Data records

[START]

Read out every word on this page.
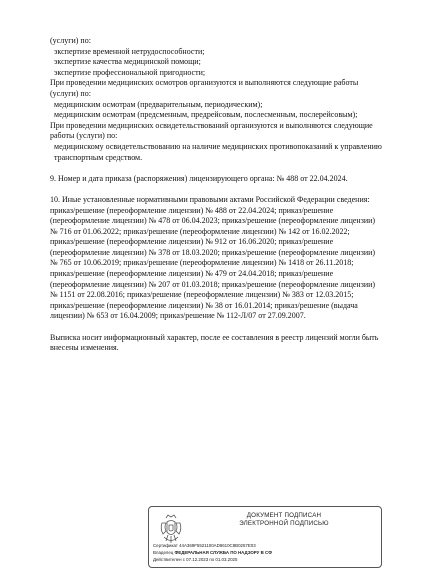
(услуги) по:
экспертизе временной нетрудоспособности;
экспертизе качества медицинской помощи;
экспертизе профессиональной пригодности;
При проведении медицинских осмотров организуются и выполняются следующие работы
(услуги) по:
медицинским осмотрам (предварительным, периодическим);
медицинским осмотрам (предсменным, предрейсовым, послесменным, послерейсовым);
При проведении медицинских освидетельствований организуются и выполняются следующие
работы (услуги) по:
медицинскому освидетельствованию на наличие медицинских противопоказаний к управлению
транспортным средством.
9. Номер и дата приказа (распоряжения) лицензирующего органа: № 488 от 22.04.2024.
10. Иные установленные нормативными правовыми актами Российской Федерации сведения:
приказ/решение (переоформление лицензии) № 488 от 22.04.2024; приказ/решение
(переоформление лицензии) № 478 от 06.04.2023; приказ/решение (переоформление лицензии)
№ 716 от 01.06.2022; приказ/решение (переоформление лицензии) № 142 от 16.02.2022;
приказ/решение (переоформление лицензии) № 912 от 16.06.2020; приказ/решение
(переоформление лицензии) № 378 от 18.03.2020; приказ/решение (переоформление лицензии)
№ 765 от 10.06.2019; приказ/решение (переоформление лицензии) № 1418 от 26.11.2018;
приказ/решение (переоформление лицензии) № 479 от 24.04.2018; приказ/решение
(переоформление лицензии) № 207 от 01.03.2018; приказ/решение (переоформление лицензии)
№ 1151 от 22.08.2016; приказ/решение (переоформление лицензии) № 383 от 12.03.2015;
приказ/решение (переоформление лицензии) № 38 от 16.01.2014; приказ/решение (выдача
лицензии) № 653 от 16.04.2009; приказ/решение № 112-Л/07 от 27.09.2007.
Выписка носит информационный характер, после ее составления в реестр лицензий могли быть
внесены изменения.
ДОКУМЕНТ ПОДПИСАН
ЭЛЕКТРОННОЙ ПОДПИСЬЮ
Сертификат 44A369F5521100AD8610C8B0257E03
Владелец ФЕДЕРАЛЬНАЯ СЛУЖБА ПО НАДЗОРУ В СФ
Действителен с 07.12.2023 по 01.03.2025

[END]

WRITTEN PROBLEM |
None of the pictures should appear; repeat the records exactly otherwise.

TASK ANSWER |
Read out every word on this page.
(услуги) по:
экспертизе временной нетрудоспособности;
экспертизе качества медицинской помощи;
экспертизе профессиональной пригодности;
При проведении медицинских осмотров организуются и выполняются следующие работы
(услуги) по:
медицинским осмотрам (предварительным, периодическим);
медицинским осмотрам (предсменным, предрейсовым, послесменным, послерейсовым);
При проведении медицинских освидетельствований организуются и выполняются следующие
работы (услуги) по:
медицинскому освидетельствованию на наличие медицинских противопоказаний к управлению
транспортным средством.
9. Номер и дата приказа (распоряжения) лицензирующего органа: № 488 от 22.04.2024.
10. Иные установленные нормативными правовыми актами Российской Федерации сведения:
приказ/решение (переоформление лицензии) № 488 от 22.04.2024; приказ/решение
(переоформление лицензии) № 478 от 06.04.2023; приказ/решение (переоформление лицензии)
№ 716 от 01.06.2022; приказ/решение (переоформление лицензии) № 142 от 16.02.2022;
приказ/решение (переоформление лицензии) № 912 от 16.06.2020; приказ/решение
(переоформление лицензии) № 378 от 18.03.2020; приказ/решение (переоформление лицензии)
№ 765 от 10.06.2019; приказ/решение (переоформление лицензии) № 1418 от 26.11.2018;
приказ/решение (переоформление лицензии) № 479 от 24.04.2018; приказ/решение
(переоформление лицензии) № 207 от 01.03.2018; приказ/решение (переоформление лицензии)
№ 1151 от 22.08.2016; приказ/решение (переоформление лицензии) № 383 от 12.03.2015;
приказ/решение (переоформление лицензии) № 38 от 16.01.2014; приказ/решение (выдача
лицензии) № 653 от 16.04.2009; приказ/решение № 112-Л/07 от 27.09.2007.
Выписка носит информационный характер, после ее составления в реестр лицензий могли быть
внесены изменения.
ДОКУМЕНТ ПОДПИСАН
ЭЛЕКТРОННОЙ ПОДПИСЬЮ
Сертификат 44A369F5521100AD8610C8B0257E03
Владелец ФЕДЕРАЛЬНАЯ СЛУЖБА ПО НАДЗОРУ В СФ
Действителен с 07.12.2023 по 01.03.2025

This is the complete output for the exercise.